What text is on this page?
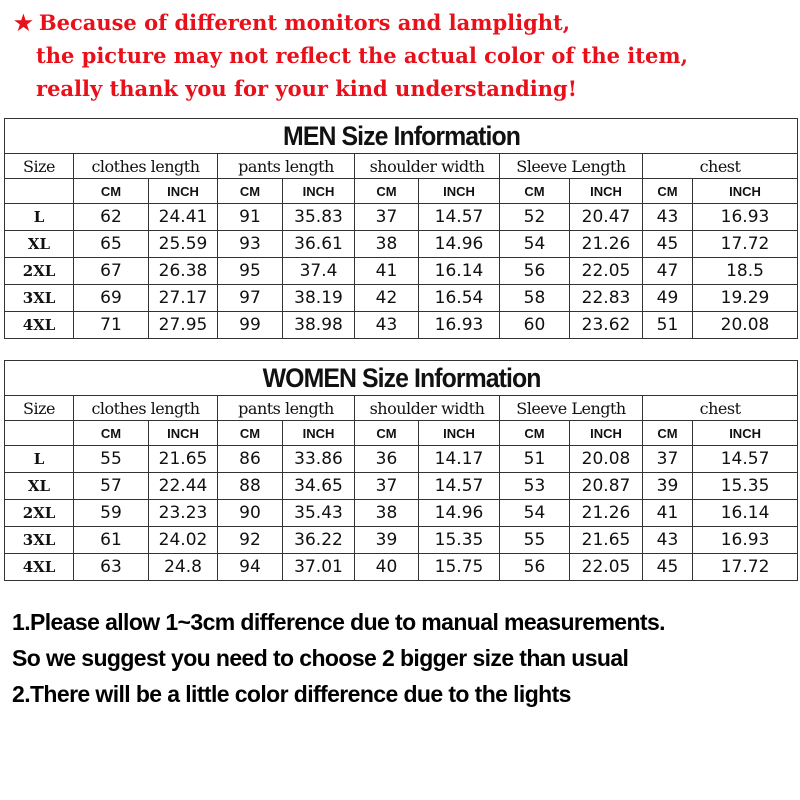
★ Because of different monitors and lamplight,
the picture may not reflect the actual color of the item,
really thank you for your kind understanding!
MEN Size Information										
Size	clothes length		pants length		shoulder width		Sleeve Length		chest	
	CM	INCH	CM	INCH	CM	INCH	CM	INCH	CM	INCH
L	62	24.41	91	35.83	37	14.57	52	20.47	43	16.93
XL	65	25.59	93	36.61	38	14.96	54	21.26	45	17.72
2XL	67	26.38	95	37.4	41	16.14	56	22.05	47	18.5
3XL	69	27.17	97	38.19	42	16.54	58	22.83	49	19.29
4XL	71	27.95	99	38.98	43	16.93	60	23.62	51	20.08
WOMEN Size Information										
Size	clothes length		pants length		shoulder width		Sleeve Length		chest	
	CM	INCH	CM	INCH	CM	INCH	CM	INCH	CM	INCH
L	55	21.65	86	33.86	36	14.17	51	20.08	37	14.57
XL	57	22.44	88	34.65	37	14.57	53	20.87	39	15.35
2XL	59	23.23	90	35.43	38	14.96	54	21.26	41	16.14
3XL	61	24.02	92	36.22	39	15.35	55	21.65	43	16.93
4XL	63	24.8	94	37.01	40	15.75	56	22.05	45	17.72
1.Please allow 1~3cm difference due to manual measurements.
So we suggest you need to choose 2 bigger size than usual
2.There will be a little color difference due to the lights
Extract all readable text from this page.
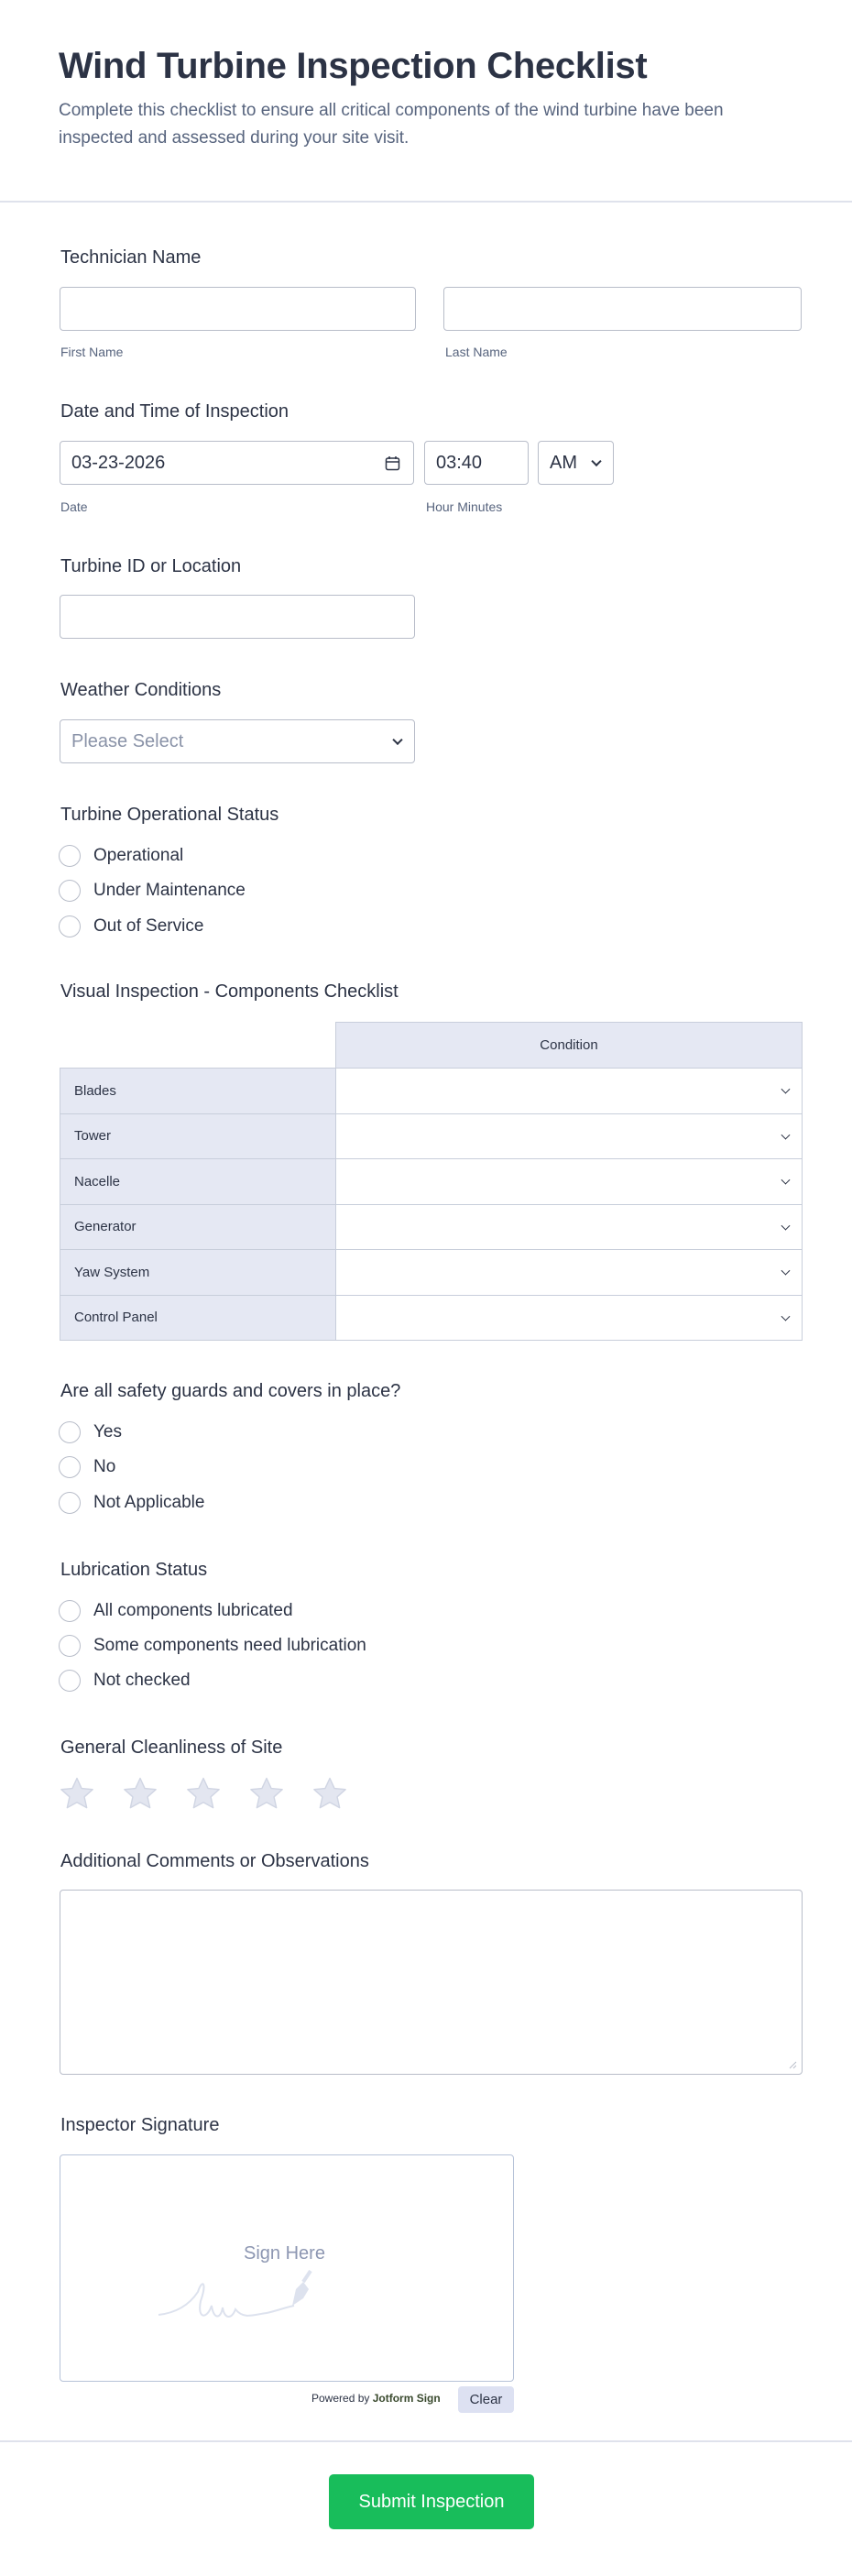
Wind Turbine Inspection Checklist
Complete this checklist to ensure all critical components of the wind turbine have been inspected and assessed during your site visit.
Technician Name
First Name	Last Name
Date and Time of Inspection
03-23-2026	03:40	AM
Date	Hour Minutes
Turbine ID or Location
Weather Conditions
Please Select
Turbine Operational Status
Operational
Under Maintenance
Out of Service
Visual Inspection - Components Checklist
	Condition
Blades	

Tower	

Nacelle	

Generator	

Yaw System	

Control Panel	
Are all safety guards and covers in place?
Yes
No
Not Applicable
Lubrication Status
All components lubricated
Some components need lubrication
Not checked
General Cleanliness of Site
Additional Comments or Observations
Inspector Signature
Sign Here
Powered by Jotform Sign	Clear
Submit Inspection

════════════════

**WHAT YOU ARE ASKED TO DO:** Pull out all lines of the data with the string "difference".

**ANSWER TO THE PROBLEM:**
1.Please allow 1~3cm difference due to manual measurements.
2.There will be a little color difference due to the lights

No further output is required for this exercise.